§ **Given instruction**: Would you quote the material below in full and unchanged?

Extracted data entries:
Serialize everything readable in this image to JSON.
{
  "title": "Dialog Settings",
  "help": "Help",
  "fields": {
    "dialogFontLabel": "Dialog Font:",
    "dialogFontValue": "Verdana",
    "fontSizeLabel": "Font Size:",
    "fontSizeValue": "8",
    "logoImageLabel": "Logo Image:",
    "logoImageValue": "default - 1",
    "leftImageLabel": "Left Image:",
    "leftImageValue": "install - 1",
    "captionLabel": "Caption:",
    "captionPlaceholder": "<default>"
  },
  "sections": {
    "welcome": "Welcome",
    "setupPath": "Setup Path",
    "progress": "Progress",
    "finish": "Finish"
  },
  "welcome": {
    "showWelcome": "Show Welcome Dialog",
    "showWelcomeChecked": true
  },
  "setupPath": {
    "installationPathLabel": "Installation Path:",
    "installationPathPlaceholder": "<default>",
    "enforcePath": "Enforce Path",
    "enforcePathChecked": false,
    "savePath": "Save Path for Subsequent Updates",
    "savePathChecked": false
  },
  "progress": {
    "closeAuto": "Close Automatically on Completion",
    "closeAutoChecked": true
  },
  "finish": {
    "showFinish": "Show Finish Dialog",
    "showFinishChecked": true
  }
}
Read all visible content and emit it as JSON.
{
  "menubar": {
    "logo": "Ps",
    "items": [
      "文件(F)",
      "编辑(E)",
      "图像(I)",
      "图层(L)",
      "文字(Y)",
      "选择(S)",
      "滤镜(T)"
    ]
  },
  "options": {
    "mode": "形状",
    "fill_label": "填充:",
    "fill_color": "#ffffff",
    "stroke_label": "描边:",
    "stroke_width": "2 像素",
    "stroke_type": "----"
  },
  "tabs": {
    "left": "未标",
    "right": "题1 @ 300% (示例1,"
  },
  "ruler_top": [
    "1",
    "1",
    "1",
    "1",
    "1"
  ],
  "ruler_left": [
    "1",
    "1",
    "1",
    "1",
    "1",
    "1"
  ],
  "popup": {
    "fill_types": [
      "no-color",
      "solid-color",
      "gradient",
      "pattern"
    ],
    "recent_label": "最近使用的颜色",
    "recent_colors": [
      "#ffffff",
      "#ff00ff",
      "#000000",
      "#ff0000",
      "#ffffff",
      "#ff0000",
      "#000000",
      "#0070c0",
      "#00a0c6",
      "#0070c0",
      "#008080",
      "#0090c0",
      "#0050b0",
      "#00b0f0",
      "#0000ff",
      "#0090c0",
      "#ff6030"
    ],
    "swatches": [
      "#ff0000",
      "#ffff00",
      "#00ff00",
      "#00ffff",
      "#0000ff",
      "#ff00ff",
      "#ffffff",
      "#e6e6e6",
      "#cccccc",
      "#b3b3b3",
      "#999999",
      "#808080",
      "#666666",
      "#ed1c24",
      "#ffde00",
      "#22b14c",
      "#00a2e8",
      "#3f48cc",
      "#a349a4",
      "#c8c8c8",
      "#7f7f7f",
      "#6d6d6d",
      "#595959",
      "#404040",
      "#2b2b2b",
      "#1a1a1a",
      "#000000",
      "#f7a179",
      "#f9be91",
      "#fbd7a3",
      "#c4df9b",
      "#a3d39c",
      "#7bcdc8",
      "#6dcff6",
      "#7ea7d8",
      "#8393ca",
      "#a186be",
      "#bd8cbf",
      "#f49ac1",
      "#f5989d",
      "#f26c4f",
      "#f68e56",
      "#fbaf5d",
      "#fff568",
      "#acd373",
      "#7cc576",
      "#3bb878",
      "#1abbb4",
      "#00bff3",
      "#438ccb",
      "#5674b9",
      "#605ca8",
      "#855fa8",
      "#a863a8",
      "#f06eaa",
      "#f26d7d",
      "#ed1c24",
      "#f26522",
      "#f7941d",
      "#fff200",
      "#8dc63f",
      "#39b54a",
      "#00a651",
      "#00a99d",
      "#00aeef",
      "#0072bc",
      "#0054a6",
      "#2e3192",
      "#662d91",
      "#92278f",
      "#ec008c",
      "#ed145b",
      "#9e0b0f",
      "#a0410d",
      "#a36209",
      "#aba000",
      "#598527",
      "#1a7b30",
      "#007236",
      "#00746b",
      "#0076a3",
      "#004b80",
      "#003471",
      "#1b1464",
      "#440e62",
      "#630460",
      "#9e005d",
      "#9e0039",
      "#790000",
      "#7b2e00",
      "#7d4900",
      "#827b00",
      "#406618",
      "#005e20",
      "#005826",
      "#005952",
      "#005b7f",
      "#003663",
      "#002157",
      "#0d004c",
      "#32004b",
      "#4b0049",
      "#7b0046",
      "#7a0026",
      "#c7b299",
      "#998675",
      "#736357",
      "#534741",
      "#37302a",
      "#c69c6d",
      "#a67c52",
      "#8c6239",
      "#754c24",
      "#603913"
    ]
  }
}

§ **Response to this task**:
Serialize everything readable in this image to JSON.
{
  "title": "Dialog Settings",
  "help": "Help",
  "fields": {
    "dialogFontLabel": "Dialog Font:",
    "dialogFontValue": "Verdana",
    "fontSizeLabel": "Font Size:",
    "fontSizeValue": "8",
    "logoImageLabel": "Logo Image:",
    "logoImageValue": "default - 1",
    "leftImageLabel": "Left Image:",
    "leftImageValue": "install - 1",
    "captionLabel": "Caption:",
    "captionPlaceholder": "<default>"
  },
  "sections": {
    "welcome": "Welcome",
    "setupPath": "Setup Path",
    "progress": "Progress",
    "finish": "Finish"
  },
  "welcome": {
    "showWelcome": "Show Welcome Dialog",
    "showWelcomeChecked": true
  },
  "setupPath": {
    "installationPathLabel": "Installation Path:",
    "installationPathPlaceholder": "<default>",
    "enforcePath": "Enforce Path",
    "enforcePathChecked": false,
    "savePath": "Save Path for Subsequent Updates",
    "savePathChecked": false
  },
  "progress": {
    "closeAuto": "Close Automatically on Completion",
    "closeAutoChecked": true
  },
  "finish": {
    "showFinish": "Show Finish Dialog",
    "showFinishChecked": true
  }
}
Read all visible content and emit it as JSON.
{
  "menubar": {
    "logo": "Ps",
    "items": [
      "文件(F)",
      "编辑(E)",
      "图像(I)",
      "图层(L)",
      "文字(Y)",
      "选择(S)",
      "滤镜(T)"
    ]
  },
  "options": {
    "mode": "形状",
    "fill_label": "填充:",
    "fill_color": "#ffffff",
    "stroke_label": "描边:",
    "stroke_width": "2 像素",
    "stroke_type": "----"
  },
  "tabs": {
    "left": "未标",
    "right": "题1 @ 300% (示例1,"
  },
  "ruler_top": [
    "1",
    "1",
    "1",
    "1",
    "1"
  ],
  "ruler_left": [
    "1",
    "1",
    "1",
    "1",
    "1",
    "1"
  ],
  "popup": {
    "fill_types": [
      "no-color",
      "solid-color",
      "gradient",
      "pattern"
    ],
    "recent_label": "最近使用的颜色",
    "recent_colors": [
      "#ffffff",
      "#ff00ff",
      "#000000",
      "#ff0000",
      "#ffffff",
      "#ff0000",
      "#000000",
      "#0070c0",
      "#00a0c6",
      "#0070c0",
      "#008080",
      "#0090c0",
      "#0050b0",
      "#00b0f0",
      "#0000ff",
      "#0090c0",
      "#ff6030"
    ],
    "swatches": [
      "#ff0000",
      "#ffff00",
      "#00ff00",
      "#00ffff",
      "#0000ff",
      "#ff00ff",
      "#ffffff",
      "#e6e6e6",
      "#cccccc",
      "#b3b3b3",
      "#999999",
      "#808080",
      "#666666",
      "#ed1c24",
      "#ffde00",
      "#22b14c",
      "#00a2e8",
      "#3f48cc",
      "#a349a4",
      "#c8c8c8",
      "#7f7f7f",
      "#6d6d6d",
      "#595959",
      "#404040",
      "#2b2b2b",
      "#1a1a1a",
      "#000000",
      "#f7a179",
      "#f9be91",
      "#fbd7a3",
      "#c4df9b",
      "#a3d39c",
      "#7bcdc8",
      "#6dcff6",
      "#7ea7d8",
      "#8393ca",
      "#a186be",
      "#bd8cbf",
      "#f49ac1",
      "#f5989d",
      "#f26c4f",
      "#f68e56",
      "#fbaf5d",
      "#fff568",
      "#acd373",
      "#7cc576",
      "#3bb878",
      "#1abbb4",
      "#00bff3",
      "#438ccb",
      "#5674b9",
      "#605ca8",
      "#855fa8",
      "#a863a8",
      "#f06eaa",
      "#f26d7d",
      "#ed1c24",
      "#f26522",
      "#f7941d",
      "#fff200",
      "#8dc63f",
      "#39b54a",
      "#00a651",
      "#00a99d",
      "#00aeef",
      "#0072bc",
      "#0054a6",
      "#2e3192",
      "#662d91",
      "#92278f",
      "#ec008c",
      "#ed145b",
      "#9e0b0f",
      "#a0410d",
      "#a36209",
      "#aba000",
      "#598527",
      "#1a7b30",
      "#007236",
      "#00746b",
      "#0076a3",
      "#004b80",
      "#003471",
      "#1b1464",
      "#440e62",
      "#630460",
      "#9e005d",
      "#9e0039",
      "#790000",
      "#7b2e00",
      "#7d4900",
      "#827b00",
      "#406618",
      "#005e20",
      "#005826",
      "#005952",
      "#005b7f",
      "#003663",
      "#002157",
      "#0d004c",
      "#32004b",
      "#4b0049",
      "#7b0046",
      "#7a0026",
      "#c7b299",
      "#998675",
      "#736357",
      "#534741",
      "#37302a",
      "#c69c6d",
      "#a67c52",
      "#8c6239",
      "#754c24",
      "#603913"
    ]
  }
}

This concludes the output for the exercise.